Your objective: Copy down every line where the string "time" shows up.

Dataset extract:

>> begin

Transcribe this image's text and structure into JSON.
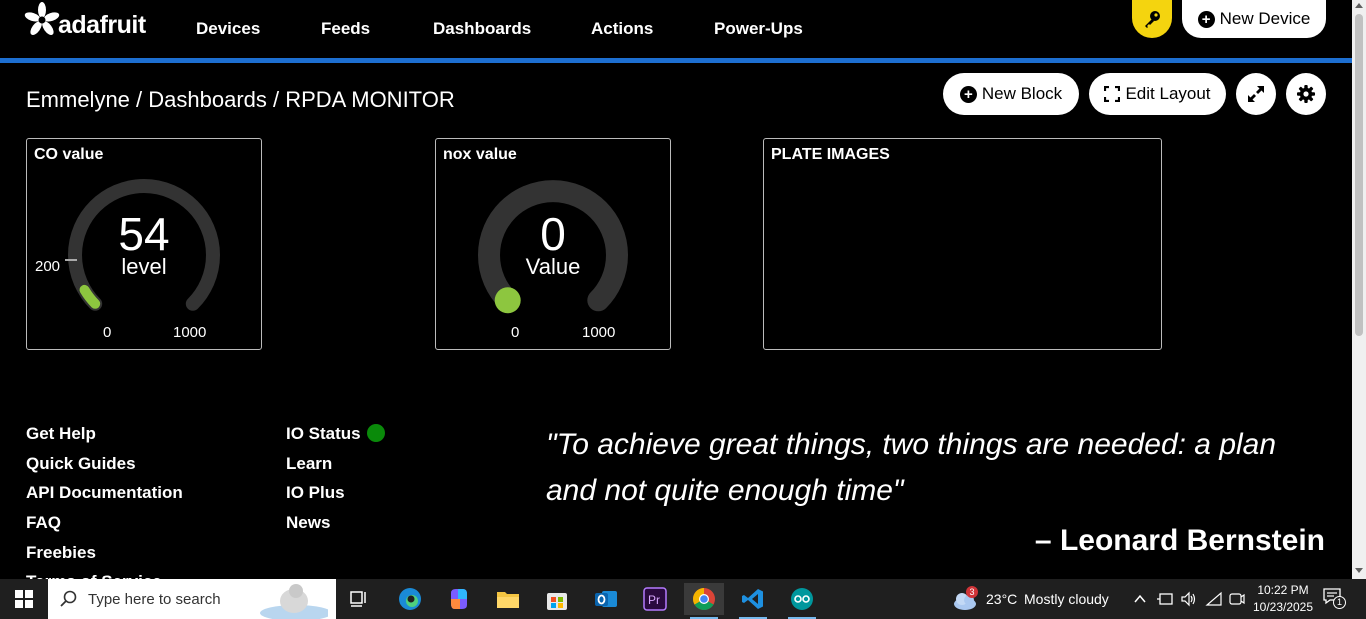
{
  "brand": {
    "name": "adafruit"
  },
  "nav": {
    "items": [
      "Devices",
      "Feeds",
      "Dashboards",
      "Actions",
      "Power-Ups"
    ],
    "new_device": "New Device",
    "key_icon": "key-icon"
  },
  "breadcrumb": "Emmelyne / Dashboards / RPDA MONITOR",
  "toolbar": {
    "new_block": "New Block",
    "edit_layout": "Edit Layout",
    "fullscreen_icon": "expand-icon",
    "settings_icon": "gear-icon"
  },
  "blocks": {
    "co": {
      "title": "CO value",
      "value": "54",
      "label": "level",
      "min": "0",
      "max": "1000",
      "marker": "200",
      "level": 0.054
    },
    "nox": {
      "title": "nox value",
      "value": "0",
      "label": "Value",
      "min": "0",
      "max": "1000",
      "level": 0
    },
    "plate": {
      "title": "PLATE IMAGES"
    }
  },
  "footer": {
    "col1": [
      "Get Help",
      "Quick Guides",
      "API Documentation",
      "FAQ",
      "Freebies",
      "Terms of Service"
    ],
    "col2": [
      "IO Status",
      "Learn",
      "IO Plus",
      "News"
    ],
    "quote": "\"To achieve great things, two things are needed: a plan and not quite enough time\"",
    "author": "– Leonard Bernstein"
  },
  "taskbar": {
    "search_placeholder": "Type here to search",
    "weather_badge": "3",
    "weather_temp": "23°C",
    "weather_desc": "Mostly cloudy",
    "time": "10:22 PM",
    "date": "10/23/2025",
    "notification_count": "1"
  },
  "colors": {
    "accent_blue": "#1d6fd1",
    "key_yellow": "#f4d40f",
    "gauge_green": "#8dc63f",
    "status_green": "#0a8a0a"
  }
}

>> end

Written answer:
    "quote": "\"To achieve great things, two things are needed: a plan and not quite enough time\"",
    "time": "10:22 PM",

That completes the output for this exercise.